Using the records provided below, locate and copy each line that contains the word "Independent".

[Recorded data]
-- Start --

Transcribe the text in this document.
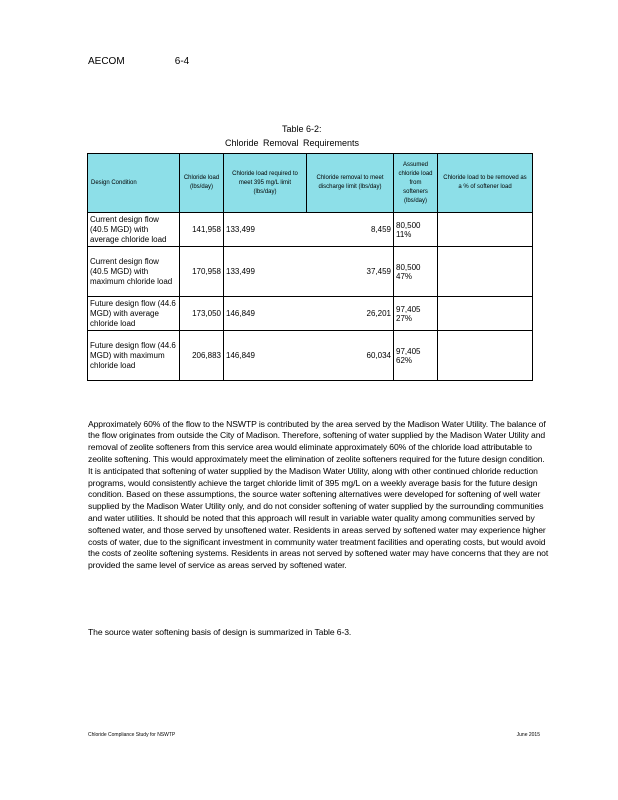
AECOM	6-4
Table 6-2:
Chloride Removal Requirements
Design Condition	Chloride load (lbs/day)	Chloride load required to meet 395 mg/L limit (lbs/day)	Chloride removal to meet discharge limit (lbs/day)	Assumed chloride load from softeners (lbs/day)	Chloride load to be removed as a % of softener load
Current design flow (40.5 MGD) with average chloride load	141,958	133,499	8,459	80,500 11%	
Current design flow (40.5 MGD) with maximum chloride load	170,958	133,499	37,459	80,500 47%	
Future design flow (44.6 MGD) with average chloride load	173,050	146,849	26,201	97,405 27%	
Future design flow (44.6 MGD) with maximum chloride load	206,883	146,849	60,034	97,405 62%	

Approximately 60% of the flow to the NSWTP is contributed by the area served by the Madison Water Utility. The balance of the flow originates from outside the City of Madison. Therefore, softening of water supplied by the Madison Water Utility and removal of zeolite softeners from this service area would eliminate approximately 60% of the chloride load attributable to zeolite softening. This would approximately meet the elimination of zeolite softeners required for the future design condition. It is anticipated that softening of water supplied by the Madison Water Utility, along with other continued chloride reduction programs, would consistently achieve the target chloride limit of 395 mg/L on a weekly average basis for the future design condition. Based on these assumptions, the source water softening alternatives were developed for softening of well water supplied by the Madison Water Utility only, and do not consider softening of water supplied by the surrounding communities and water utilities. It should be noted that this approach will result in variable water quality among communities served by softened water, and those served by unsoftened water. Residents in areas served by softened water may experience higher costs of water, due to the significant investment in community water treatment facilities and operating costs, but would avoid the costs of zeolite softening systems. Residents in areas not served by softened water may have concerns that they are not provided the same level of service as areas served by softened water.

The source water softening basis of design is summarized in Table 6-3.

Chloride Compliance Study for NSWTP	June 2015
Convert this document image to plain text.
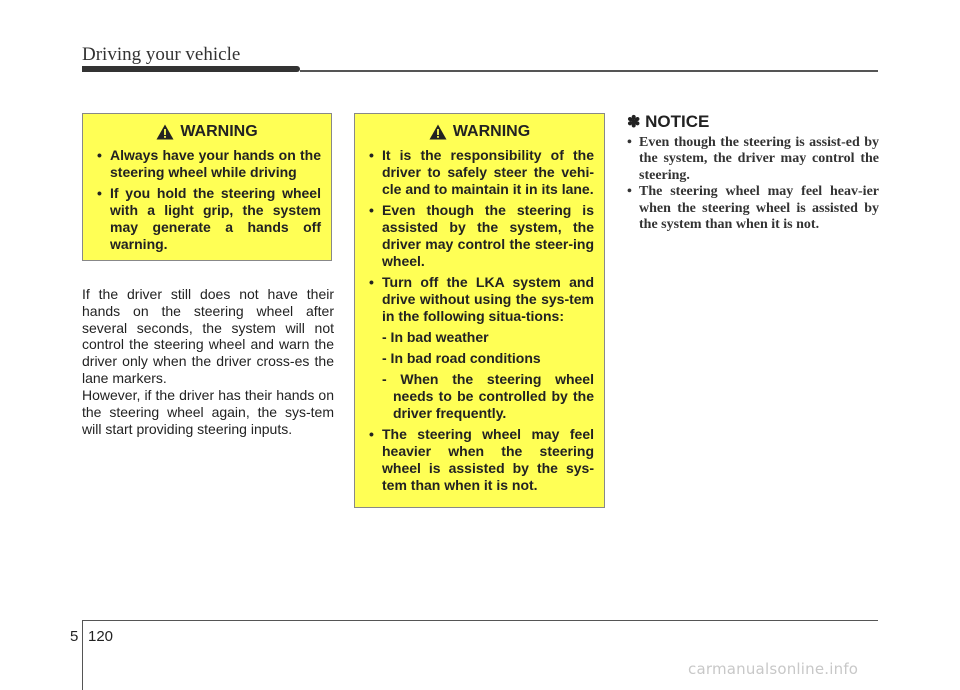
Driving your vehicle
WARNING
• Always have your hands on the steering wheel while driving
• If you hold the steering wheel with a light grip, the system may generate a hands off warning.

If the driver still does not have their hands on the steering wheel after several seconds, the system will not control the steering wheel and warn the driver only when the driver cross-es the lane markers.

However, if the driver has their hands on the steering wheel again, the sys-tem will start providing steering inputs.

WARNING
• It is the responsibility of the driver to safely steer the vehi-cle and to maintain it in its lane.
• Even though the steering is assisted by the system, the driver may control the steer-ing wheel.
• Turn off the LKA system and drive without using the sys-tem in the following situa-tions:
- In bad weather
- In bad road conditions
- When the steering wheel needs to be controlled by the driver frequently.
• The steering wheel may feel heavier when the steering wheel is assisted by the sys-tem than when it is not.
✽ NOTICE
• Even though the steering is assist-ed by the system, the driver may control the steering.
• The steering wheel may feel heav-ier when the steering wheel is assisted by the system than when it is not.
5 120
carmanualsonline.info
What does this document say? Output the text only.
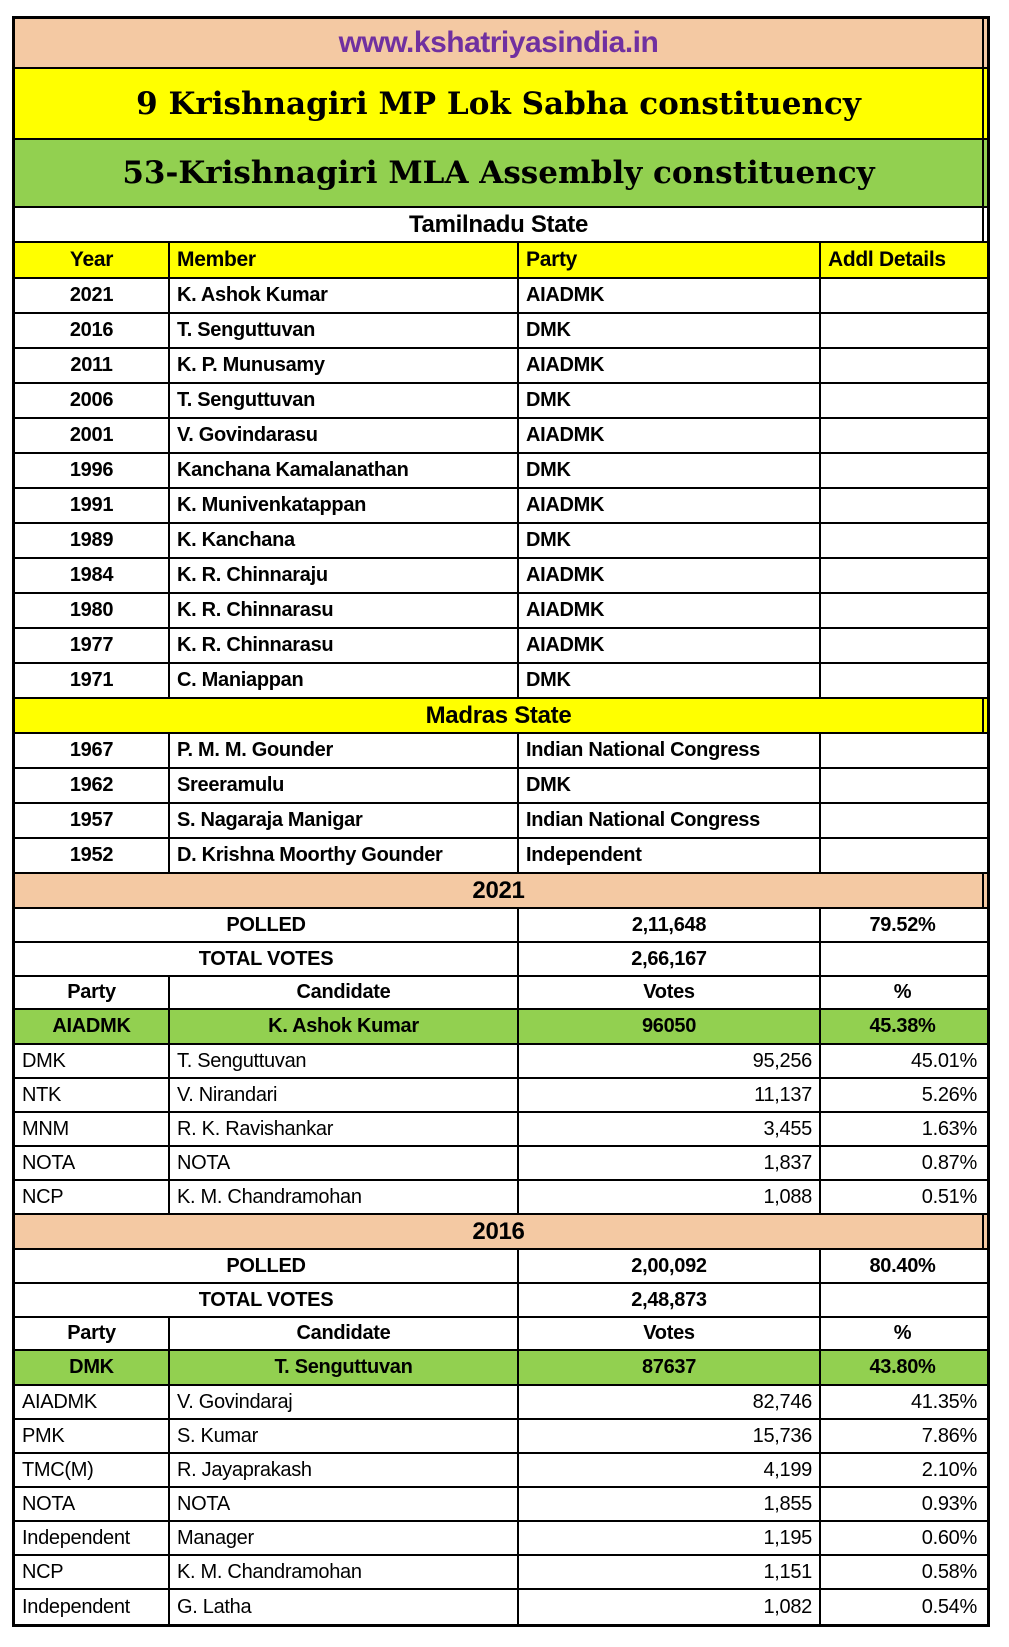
www.kshatriyasindia.in
9 Krishnagiri MP Lok Sabha constituency
53-Krishnagiri MLA Assembly constituency
Tamilnadu State
Year	Member	Party	Addl Details
2021	K. Ashok Kumar	AIADMK
2016	T. Senguttuvan	DMK
2011	K. P. Munusamy	AIADMK
2006	T. Senguttuvan	DMK
2001	V. Govindarasu	AIADMK
1996	Kanchana Kamalanathan	DMK
1991	K. Munivenkatappan	AIADMK
1989	K. Kanchana	DMK
1984	K. R. Chinnaraju	AIADMK
1980	K. R. Chinnarasu	AIADMK
1977	K. R. Chinnarasu	AIADMK
1971	C. Maniappan	DMK
Madras State
1967	P. M. M. Gounder	Indian National Congress
1962	Sreeramulu	DMK
1957	S. Nagaraja Manigar	Indian National Congress
1952	D. Krishna Moorthy Gounder	Independent
2021
POLLED	2,11,648	79.52%
TOTAL VOTES	2,66,167
Party	Candidate	Votes	%
AIADMK	K. Ashok Kumar	96050	45.38%
DMK	T. Senguttuvan	95,256	45.01%
NTK	V. Nirandari	11,137	5.26%
MNM	R. K. Ravishankar	3,455	1.63%
NOTA	NOTA	1,837	0.87%
NCP	K. M. Chandramohan	1,088	0.51%
2016
POLLED	2,00,092	80.40%
TOTAL VOTES	2,48,873
Party	Candidate	Votes	%
DMK	T. Senguttuvan	87637	43.80%
AIADMK	V. Govindaraj	82,746	41.35%
PMK	S. Kumar	15,736	7.86%
TMC(M)	R. Jayaprakash	4,199	2.10%
NOTA	NOTA	1,855	0.93%
Independent	Manager	1,195	0.60%
NCP	K. M. Chandramohan	1,151	0.58%
Independent	G. Latha	1,082	0.54%
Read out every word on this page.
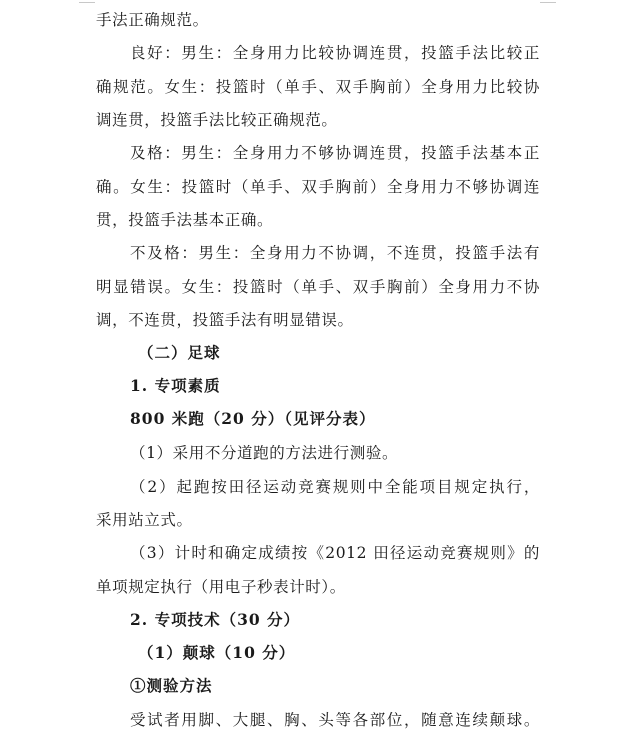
手法正确规范。
良好：男生：全身用力比较协调连贯，投篮手法比较正
确规范。女生：投篮时（单手、双手胸前）全身用力比较协
调连贯，投篮手法比较正确规范。
及格：男生：全身用力不够协调连贯，投篮手法基本正
确。女生：投篮时（单手、双手胸前）全身用力不够协调连
贯，投篮手法基本正确。
不及格：男生：全身用力不协调，不连贯，投篮手法有
明显错误。女生：投篮时（单手、双手胸前）全身用力不协
调，不连贯，投篮手法有明显错误。
（二）足球
1. 专项素质
800 米跑（20 分）（见评分表）
（1）采用不分道跑的方法进行测验。
（2）起跑按田径运动竞赛规则中全能项目规定执行，
采用站立式。
（3）计时和确定成绩按《2012 田径运动竞赛规则》的
单项规定执行（用电子秒表计时）。
2. 专项技术（30 分）
（1）颠球（10 分）
①测验方法
受试者用脚、大腿、胸、头等各部位，随意连续颠球。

-- End --

• _ANSWER TO THIS TASK_
1952	D. Krishna Moorthy Gounder	Independent
Independent	Manager	1,195	0.60%
Independent	G. Latha	1,082	0.54%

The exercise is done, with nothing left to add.